(Directions)
Show all lines holding the string "this".

(Data for the task)
— begin —

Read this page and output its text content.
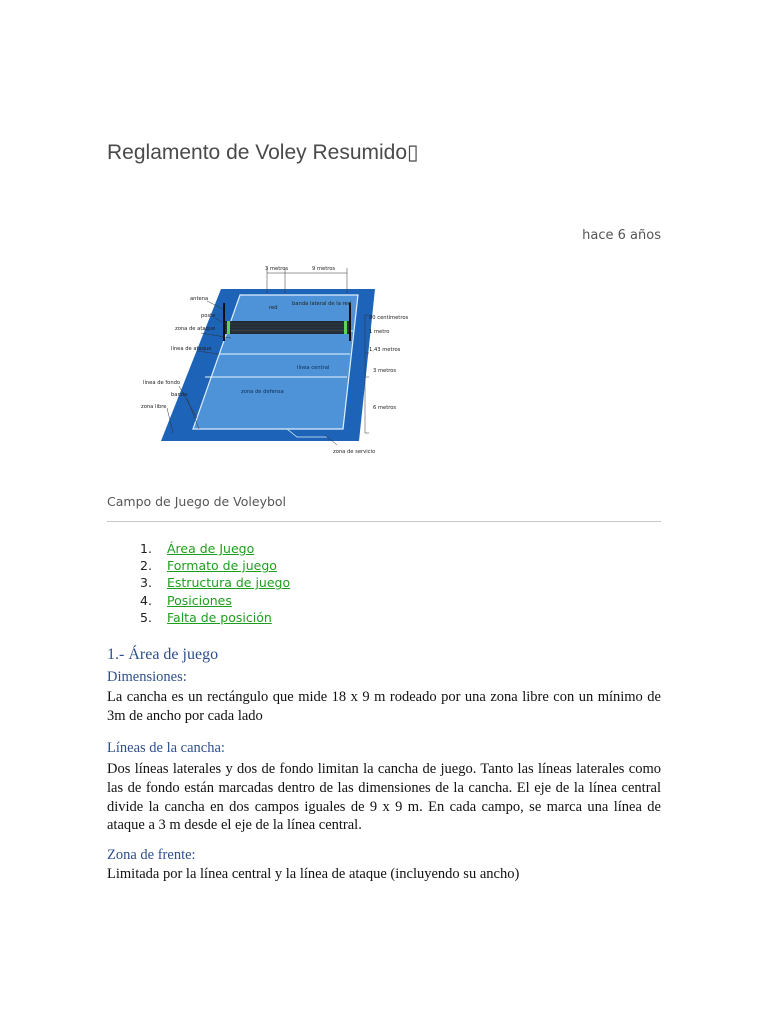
Reglamento de Voley Resumido▯
hace 6 años
3 metros	9 metros
antena
poste
zona de ataque
línea de ataque
línea de fondo
banda
zona libre
red
banda lateral de la red
80 centímetros
1 metro
1,43 metros
línea central
zona de defensa
3 metros
6 metros
zona de servicio
Campo de Juego de Voleybol
1. Área de Juego
2. Formato de juego
3. Estructura de juego
4. Posiciones
5. Falta de posición
1.- Área de juego
Dimensiones:
La cancha es un rectángulo que mide 18 x 9 m rodeado por una zona libre con un mínimo de 3m de ancho por cada lado
Líneas de la cancha:
Dos líneas laterales y dos de fondo limitan la cancha de juego. Tanto las líneas laterales como las de fondo están marcadas dentro de las dimensiones de la cancha. El eje de la línea central divide la cancha en dos campos iguales de 9 x 9 m. En cada campo, se marca una línea de ataque a 3 m desde el eje de la línea central.
Zona de frente:
Limitada por la línea central y la línea de ataque (incluyendo su ancho)
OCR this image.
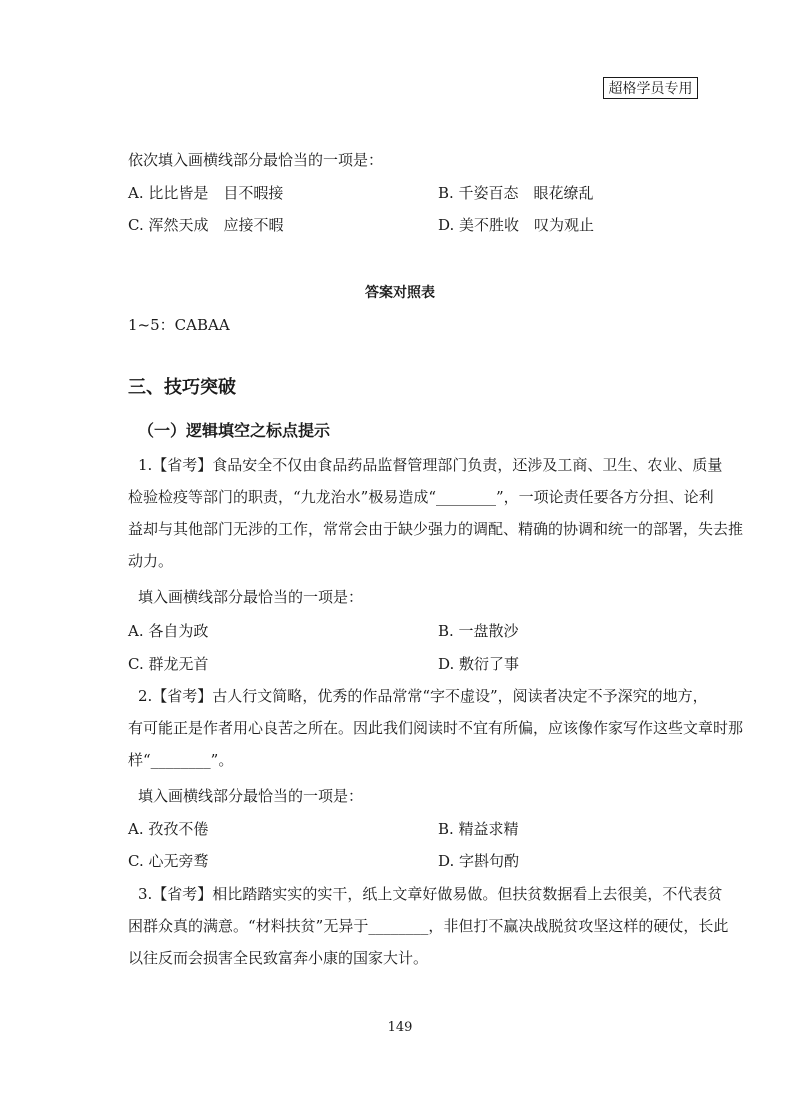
超格学员专用
依次填入画横线部分最恰当的一项是：
A. 比比皆是　目不暇接	B. 千姿百态　眼花缭乱
C. 浑然天成　应接不暇	D. 美不胜收　叹为观止
答案对照表
1~5：CABAA
三、技巧突破
（一）逻辑填空之标点提示
1.【省考】食品安全不仅由食品药品监督管理部门负责，还涉及工商、卫生、农业、质量
检验检疫等部门的职责，“九龙治水”极易造成“________”，一项论责任要各方分担、论利
益却与其他部门无涉的工作，常常会由于缺少强力的调配、精确的协调和统一的部署，失去推
动力。
填入画横线部分最恰当的一项是：
A. 各自为政	B. 一盘散沙
C. 群龙无首	D. 敷衍了事
2.【省考】古人行文简略，优秀的作品常常“字不虚设”，阅读者决定不予深究的地方，
有可能正是作者用心良苦之所在。因此我们阅读时不宜有所偏，应该像作家写作这些文章时那
样“________”。
填入画横线部分最恰当的一项是：
A. 孜孜不倦	B. 精益求精
C. 心无旁骛	D. 字斟句酌
3.【省考】相比踏踏实实的实干，纸上文章好做易做。但扶贫数据看上去很美，不代表贫
困群众真的满意。“材料扶贫”无异于________，非但打不赢决战脱贫攻坚这样的硬仗，长此
以往反而会损害全民致富奔小康的国家大计。
149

— end —

(Solved exercise)
Read this page and output its text content.
OCR this image.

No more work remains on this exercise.